What to produce
Print the stretch of lines from the one containing "Find all labels, buttons, inputs, and" through the one containing "fit-lines bbox=[315, 557, 1093, 825]" below, reproducing each line without any change.

Material provided
+ + + + +
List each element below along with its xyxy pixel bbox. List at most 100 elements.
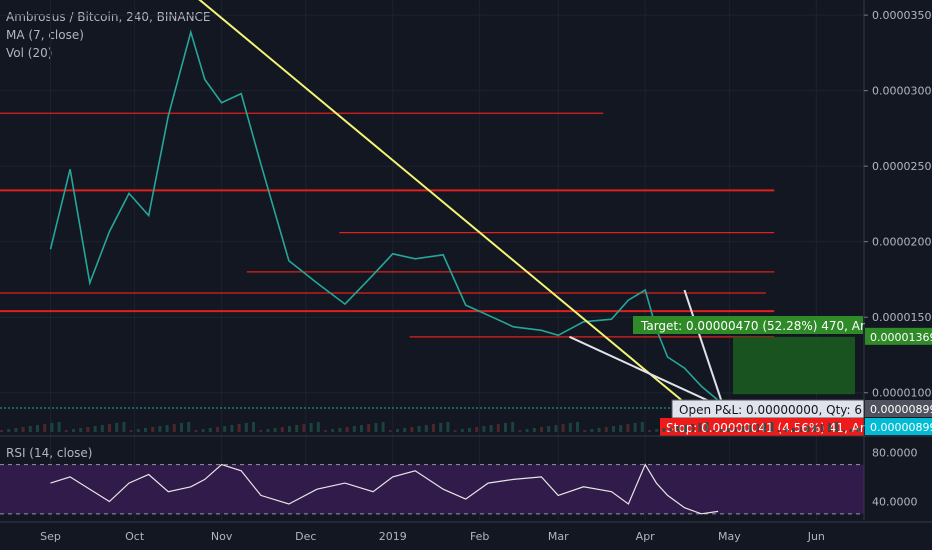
+ + + + +
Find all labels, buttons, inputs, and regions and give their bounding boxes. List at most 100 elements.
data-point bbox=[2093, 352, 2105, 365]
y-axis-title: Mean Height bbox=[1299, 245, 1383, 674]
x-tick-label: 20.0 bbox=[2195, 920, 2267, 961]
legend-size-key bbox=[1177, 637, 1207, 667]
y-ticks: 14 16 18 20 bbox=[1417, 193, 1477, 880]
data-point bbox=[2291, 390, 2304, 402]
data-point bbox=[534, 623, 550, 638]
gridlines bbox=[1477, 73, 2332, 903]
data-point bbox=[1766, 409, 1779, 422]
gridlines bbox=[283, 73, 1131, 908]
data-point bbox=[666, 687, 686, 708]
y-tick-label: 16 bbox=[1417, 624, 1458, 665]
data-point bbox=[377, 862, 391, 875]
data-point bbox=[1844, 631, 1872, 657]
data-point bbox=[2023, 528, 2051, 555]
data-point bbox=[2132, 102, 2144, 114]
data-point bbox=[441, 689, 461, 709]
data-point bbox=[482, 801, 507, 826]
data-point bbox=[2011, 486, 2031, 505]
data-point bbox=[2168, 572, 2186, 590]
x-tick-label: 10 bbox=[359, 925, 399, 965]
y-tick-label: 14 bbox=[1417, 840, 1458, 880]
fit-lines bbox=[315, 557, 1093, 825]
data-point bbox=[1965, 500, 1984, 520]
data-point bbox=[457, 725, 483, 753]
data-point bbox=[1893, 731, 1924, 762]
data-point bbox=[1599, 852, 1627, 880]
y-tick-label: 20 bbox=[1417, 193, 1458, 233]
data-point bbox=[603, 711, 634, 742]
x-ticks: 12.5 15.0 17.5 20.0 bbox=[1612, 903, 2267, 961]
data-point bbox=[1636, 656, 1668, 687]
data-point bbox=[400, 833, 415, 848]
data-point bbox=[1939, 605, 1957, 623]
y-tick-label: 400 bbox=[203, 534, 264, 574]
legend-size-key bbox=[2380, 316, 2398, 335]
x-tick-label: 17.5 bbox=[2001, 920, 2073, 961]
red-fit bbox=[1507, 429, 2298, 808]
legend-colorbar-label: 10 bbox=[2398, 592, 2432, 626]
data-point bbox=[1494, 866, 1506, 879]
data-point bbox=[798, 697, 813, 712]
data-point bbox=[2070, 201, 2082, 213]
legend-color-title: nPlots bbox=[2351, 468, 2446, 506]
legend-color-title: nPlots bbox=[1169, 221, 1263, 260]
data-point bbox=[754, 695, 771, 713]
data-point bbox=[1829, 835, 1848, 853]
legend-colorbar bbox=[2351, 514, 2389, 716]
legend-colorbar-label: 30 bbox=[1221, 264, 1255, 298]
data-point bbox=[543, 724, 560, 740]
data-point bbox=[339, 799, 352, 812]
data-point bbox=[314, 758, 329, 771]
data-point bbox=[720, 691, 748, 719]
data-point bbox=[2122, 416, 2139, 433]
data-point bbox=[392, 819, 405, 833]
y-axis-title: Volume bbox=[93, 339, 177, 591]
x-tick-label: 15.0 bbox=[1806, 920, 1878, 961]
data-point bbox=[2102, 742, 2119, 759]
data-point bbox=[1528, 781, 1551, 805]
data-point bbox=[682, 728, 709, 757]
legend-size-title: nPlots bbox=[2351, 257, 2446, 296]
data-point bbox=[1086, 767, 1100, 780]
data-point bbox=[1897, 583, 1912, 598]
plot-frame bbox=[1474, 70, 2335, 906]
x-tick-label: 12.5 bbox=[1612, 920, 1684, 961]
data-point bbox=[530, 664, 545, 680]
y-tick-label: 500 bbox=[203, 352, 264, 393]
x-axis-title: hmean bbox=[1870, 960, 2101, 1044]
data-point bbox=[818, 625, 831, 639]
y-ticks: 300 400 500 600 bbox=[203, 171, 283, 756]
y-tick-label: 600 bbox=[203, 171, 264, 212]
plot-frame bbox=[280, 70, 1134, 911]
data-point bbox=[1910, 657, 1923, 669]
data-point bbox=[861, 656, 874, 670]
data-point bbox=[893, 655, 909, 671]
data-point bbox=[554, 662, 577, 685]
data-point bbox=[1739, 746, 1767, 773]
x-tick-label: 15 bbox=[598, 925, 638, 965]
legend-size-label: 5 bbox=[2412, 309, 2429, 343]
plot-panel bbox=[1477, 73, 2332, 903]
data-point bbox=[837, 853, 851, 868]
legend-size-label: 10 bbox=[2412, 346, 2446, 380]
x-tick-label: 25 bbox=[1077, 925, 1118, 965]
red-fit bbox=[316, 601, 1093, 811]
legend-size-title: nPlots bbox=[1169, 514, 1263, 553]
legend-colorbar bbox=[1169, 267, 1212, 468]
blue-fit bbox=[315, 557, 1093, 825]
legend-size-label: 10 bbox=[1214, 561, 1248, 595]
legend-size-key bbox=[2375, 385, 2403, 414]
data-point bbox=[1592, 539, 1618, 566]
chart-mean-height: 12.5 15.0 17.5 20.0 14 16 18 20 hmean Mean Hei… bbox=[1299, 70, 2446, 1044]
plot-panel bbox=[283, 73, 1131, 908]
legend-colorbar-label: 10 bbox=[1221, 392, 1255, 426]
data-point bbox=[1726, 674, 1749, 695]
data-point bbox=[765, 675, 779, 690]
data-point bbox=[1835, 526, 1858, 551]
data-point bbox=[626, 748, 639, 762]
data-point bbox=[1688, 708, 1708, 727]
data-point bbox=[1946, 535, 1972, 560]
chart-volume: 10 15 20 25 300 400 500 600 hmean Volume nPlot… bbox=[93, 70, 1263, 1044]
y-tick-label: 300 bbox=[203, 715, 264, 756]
+ + + + +
Exercise result
Find all labels, buttons, inputs, and regions and give their bounding boxes. List at most 100 elements.
data-point bbox=[2093, 352, 2105, 365]
y-axis-title: Mean Height bbox=[1299, 245, 1383, 674]
x-tick-label: 20.0 bbox=[2195, 920, 2267, 961]
legend-size-key bbox=[1177, 637, 1207, 667]
y-ticks: 14 16 18 20 bbox=[1417, 193, 1477, 880]
data-point bbox=[2291, 390, 2304, 402]
data-point bbox=[534, 623, 550, 638]
gridlines bbox=[1477, 73, 2332, 903]
data-point bbox=[1766, 409, 1779, 422]
gridlines bbox=[283, 73, 1131, 908]
data-point bbox=[666, 687, 686, 708]
y-tick-label: 16 bbox=[1417, 624, 1458, 665]
data-point bbox=[377, 862, 391, 875]
data-point bbox=[1844, 631, 1872, 657]
data-point bbox=[2023, 528, 2051, 555]
data-point bbox=[2132, 102, 2144, 114]
data-point bbox=[441, 689, 461, 709]
data-point bbox=[482, 801, 507, 826]
data-point bbox=[2011, 486, 2031, 505]
data-point bbox=[2168, 572, 2186, 590]
x-tick-label: 10 bbox=[359, 925, 399, 965]
y-tick-label: 14 bbox=[1417, 840, 1458, 880]
fit-lines bbox=[315, 557, 1093, 825]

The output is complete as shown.